# [YOUR GOAL]
Looking at the listing, state how many of its lines contain the string "name". Write only the number.

[Extracts from a graphics dataset]

#####

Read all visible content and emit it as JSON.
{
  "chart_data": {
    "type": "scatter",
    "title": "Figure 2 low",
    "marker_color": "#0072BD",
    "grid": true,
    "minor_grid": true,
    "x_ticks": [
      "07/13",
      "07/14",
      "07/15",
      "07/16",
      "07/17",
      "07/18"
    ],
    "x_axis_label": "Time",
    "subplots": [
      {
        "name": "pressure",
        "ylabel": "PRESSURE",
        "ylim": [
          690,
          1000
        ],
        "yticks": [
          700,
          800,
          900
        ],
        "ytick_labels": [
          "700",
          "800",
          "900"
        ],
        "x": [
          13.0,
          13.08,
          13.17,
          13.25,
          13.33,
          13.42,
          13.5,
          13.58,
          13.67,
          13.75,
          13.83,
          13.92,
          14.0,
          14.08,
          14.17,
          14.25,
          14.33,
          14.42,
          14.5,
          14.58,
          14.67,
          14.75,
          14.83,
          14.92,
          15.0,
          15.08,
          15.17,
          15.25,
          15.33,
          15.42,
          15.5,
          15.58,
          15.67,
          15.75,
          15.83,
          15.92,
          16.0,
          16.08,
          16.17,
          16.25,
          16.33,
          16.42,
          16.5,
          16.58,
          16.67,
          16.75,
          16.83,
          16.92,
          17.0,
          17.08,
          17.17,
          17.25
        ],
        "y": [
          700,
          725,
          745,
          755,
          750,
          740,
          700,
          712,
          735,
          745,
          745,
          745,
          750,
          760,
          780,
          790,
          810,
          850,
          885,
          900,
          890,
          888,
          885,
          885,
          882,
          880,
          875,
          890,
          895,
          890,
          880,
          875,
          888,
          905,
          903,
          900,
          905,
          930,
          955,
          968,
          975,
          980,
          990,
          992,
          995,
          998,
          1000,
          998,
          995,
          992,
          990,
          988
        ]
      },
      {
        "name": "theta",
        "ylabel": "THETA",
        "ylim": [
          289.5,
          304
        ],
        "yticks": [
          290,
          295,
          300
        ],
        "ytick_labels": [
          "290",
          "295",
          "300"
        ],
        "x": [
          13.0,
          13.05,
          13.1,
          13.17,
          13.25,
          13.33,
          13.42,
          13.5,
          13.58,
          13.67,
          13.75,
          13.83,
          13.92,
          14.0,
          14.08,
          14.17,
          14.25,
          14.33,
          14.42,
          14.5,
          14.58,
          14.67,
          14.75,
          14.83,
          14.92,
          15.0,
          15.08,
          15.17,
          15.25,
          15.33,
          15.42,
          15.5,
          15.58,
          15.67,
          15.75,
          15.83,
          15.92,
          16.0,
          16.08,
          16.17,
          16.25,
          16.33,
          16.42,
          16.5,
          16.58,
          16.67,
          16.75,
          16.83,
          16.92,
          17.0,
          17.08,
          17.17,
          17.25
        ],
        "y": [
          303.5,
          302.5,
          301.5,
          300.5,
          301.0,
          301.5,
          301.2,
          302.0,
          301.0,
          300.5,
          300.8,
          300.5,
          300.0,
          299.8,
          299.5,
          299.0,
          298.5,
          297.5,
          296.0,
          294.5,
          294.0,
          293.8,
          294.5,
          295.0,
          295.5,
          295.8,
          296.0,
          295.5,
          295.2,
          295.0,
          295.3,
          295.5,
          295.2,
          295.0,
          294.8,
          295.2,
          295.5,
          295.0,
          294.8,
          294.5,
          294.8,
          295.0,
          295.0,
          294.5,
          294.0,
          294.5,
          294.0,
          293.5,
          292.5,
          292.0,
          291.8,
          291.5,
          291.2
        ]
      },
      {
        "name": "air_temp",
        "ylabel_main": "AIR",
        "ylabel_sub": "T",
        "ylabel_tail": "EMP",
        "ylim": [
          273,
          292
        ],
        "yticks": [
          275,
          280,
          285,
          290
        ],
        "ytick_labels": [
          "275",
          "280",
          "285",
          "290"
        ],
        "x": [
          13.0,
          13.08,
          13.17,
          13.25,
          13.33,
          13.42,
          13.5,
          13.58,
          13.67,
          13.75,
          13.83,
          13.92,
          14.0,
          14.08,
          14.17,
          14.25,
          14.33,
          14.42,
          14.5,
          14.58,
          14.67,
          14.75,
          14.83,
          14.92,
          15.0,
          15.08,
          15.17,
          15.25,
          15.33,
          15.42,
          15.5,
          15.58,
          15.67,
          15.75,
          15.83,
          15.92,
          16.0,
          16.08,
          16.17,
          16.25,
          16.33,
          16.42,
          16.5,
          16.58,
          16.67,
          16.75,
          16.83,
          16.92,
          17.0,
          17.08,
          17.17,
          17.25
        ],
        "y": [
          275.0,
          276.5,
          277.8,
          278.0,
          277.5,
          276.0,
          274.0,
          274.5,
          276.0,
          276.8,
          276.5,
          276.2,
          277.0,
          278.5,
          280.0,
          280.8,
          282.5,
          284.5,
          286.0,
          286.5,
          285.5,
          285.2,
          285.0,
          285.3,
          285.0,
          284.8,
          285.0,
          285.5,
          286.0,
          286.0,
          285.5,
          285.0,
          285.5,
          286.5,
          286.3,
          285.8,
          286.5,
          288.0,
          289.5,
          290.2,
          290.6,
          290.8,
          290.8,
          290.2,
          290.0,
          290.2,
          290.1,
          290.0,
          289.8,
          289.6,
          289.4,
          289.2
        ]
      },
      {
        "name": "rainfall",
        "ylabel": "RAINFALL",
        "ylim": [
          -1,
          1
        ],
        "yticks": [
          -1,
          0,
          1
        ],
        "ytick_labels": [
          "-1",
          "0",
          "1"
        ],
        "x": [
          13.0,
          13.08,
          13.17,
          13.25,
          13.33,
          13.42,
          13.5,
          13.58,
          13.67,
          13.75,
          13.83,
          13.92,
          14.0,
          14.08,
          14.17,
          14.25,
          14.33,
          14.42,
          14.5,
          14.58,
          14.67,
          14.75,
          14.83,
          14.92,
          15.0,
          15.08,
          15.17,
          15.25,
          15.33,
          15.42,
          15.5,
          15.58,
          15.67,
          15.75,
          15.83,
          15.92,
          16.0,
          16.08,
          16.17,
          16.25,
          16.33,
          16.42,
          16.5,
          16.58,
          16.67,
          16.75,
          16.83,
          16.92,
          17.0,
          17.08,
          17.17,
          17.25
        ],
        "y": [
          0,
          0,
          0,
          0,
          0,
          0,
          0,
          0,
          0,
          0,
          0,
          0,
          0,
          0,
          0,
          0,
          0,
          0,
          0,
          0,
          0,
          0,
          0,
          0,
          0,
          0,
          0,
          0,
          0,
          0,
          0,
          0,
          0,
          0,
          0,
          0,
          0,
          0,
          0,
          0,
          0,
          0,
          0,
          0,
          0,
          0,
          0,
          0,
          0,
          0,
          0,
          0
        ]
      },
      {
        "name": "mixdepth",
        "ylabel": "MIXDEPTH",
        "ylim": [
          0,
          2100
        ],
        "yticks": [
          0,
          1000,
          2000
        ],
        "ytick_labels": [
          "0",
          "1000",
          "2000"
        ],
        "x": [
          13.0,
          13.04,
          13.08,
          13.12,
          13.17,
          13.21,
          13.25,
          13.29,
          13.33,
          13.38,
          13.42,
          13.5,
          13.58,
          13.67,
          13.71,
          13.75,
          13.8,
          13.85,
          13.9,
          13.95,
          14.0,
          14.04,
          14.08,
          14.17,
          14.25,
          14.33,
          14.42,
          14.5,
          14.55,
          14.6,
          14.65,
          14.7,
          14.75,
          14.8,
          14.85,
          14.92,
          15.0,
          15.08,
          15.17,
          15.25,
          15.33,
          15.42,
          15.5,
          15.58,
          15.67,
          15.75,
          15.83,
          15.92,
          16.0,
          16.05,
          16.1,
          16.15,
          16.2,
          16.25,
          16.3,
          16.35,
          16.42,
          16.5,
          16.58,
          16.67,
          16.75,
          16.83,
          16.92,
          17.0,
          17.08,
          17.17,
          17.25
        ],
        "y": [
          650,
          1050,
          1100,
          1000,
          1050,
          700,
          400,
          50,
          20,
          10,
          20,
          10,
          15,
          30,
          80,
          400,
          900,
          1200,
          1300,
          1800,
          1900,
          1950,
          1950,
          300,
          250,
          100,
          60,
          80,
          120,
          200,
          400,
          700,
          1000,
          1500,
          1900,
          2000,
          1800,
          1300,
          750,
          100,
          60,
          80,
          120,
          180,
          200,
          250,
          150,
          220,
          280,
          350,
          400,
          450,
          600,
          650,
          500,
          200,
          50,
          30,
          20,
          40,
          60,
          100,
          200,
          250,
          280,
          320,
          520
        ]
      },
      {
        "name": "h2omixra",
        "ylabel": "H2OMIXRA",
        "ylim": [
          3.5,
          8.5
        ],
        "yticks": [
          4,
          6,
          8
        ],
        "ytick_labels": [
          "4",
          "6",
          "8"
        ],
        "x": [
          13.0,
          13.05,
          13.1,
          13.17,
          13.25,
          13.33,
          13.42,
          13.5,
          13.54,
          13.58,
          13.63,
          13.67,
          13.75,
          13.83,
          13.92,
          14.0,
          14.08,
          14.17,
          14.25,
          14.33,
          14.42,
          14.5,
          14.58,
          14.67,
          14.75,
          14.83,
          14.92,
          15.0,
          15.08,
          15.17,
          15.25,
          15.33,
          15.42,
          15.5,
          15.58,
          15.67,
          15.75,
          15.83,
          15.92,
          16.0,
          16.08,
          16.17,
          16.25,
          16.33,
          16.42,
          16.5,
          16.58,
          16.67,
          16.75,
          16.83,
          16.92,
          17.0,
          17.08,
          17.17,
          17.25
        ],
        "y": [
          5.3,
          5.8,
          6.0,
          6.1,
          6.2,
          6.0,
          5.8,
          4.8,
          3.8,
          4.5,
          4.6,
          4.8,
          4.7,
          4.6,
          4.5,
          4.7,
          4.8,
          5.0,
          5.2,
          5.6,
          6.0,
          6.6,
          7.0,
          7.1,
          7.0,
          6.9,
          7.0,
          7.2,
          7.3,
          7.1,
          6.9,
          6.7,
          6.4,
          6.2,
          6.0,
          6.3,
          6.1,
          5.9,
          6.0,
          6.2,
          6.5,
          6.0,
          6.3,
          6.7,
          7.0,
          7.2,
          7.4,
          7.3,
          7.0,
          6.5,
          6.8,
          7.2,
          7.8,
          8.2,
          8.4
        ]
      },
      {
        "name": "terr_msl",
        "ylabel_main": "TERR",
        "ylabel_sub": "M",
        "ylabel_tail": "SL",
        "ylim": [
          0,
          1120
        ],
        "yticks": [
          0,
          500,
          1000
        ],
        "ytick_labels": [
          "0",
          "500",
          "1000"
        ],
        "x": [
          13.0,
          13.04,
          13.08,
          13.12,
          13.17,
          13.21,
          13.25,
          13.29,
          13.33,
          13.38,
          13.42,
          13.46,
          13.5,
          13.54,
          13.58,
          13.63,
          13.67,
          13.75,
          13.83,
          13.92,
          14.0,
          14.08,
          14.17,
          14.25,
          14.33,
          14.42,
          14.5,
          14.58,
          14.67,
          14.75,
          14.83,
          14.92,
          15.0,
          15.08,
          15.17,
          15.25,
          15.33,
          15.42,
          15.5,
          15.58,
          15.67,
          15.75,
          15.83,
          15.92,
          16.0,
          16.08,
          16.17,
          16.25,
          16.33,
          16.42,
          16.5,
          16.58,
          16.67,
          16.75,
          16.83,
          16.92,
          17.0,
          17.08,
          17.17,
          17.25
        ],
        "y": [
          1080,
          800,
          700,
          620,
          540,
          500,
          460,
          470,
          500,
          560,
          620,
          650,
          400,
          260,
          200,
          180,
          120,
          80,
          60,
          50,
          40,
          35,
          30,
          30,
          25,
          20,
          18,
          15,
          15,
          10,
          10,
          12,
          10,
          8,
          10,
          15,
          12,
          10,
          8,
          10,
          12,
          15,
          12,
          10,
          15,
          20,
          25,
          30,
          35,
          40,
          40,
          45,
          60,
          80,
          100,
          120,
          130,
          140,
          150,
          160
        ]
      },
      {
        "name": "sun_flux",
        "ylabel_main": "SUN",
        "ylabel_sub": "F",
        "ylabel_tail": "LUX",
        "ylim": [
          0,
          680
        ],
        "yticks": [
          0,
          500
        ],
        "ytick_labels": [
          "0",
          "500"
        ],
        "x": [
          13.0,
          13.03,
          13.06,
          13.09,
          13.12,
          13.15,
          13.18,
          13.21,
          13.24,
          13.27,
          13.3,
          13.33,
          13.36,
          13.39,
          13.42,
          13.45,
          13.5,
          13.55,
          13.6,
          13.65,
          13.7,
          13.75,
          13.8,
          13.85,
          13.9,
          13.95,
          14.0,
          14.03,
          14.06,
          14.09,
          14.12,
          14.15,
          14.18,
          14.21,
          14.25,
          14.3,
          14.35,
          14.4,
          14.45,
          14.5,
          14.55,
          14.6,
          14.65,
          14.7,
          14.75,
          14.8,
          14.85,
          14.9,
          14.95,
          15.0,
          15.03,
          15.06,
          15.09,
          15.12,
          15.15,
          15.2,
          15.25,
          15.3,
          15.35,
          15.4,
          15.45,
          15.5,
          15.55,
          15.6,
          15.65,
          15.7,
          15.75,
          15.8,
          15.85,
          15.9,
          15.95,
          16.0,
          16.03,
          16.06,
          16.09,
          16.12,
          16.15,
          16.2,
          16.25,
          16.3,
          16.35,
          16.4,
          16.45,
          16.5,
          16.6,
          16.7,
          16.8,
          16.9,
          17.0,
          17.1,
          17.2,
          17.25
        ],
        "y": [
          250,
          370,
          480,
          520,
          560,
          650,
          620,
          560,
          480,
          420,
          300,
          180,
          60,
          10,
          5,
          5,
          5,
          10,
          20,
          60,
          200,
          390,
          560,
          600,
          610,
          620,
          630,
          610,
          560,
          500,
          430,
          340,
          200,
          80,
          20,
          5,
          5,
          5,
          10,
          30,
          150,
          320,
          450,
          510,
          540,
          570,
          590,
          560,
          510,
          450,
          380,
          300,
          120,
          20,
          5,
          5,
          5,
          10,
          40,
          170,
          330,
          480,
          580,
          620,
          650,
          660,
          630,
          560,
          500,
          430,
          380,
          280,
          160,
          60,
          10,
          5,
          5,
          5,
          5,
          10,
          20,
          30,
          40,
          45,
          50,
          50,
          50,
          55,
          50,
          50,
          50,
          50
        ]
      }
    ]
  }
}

#####

# [COMPLETE ANSWER]
8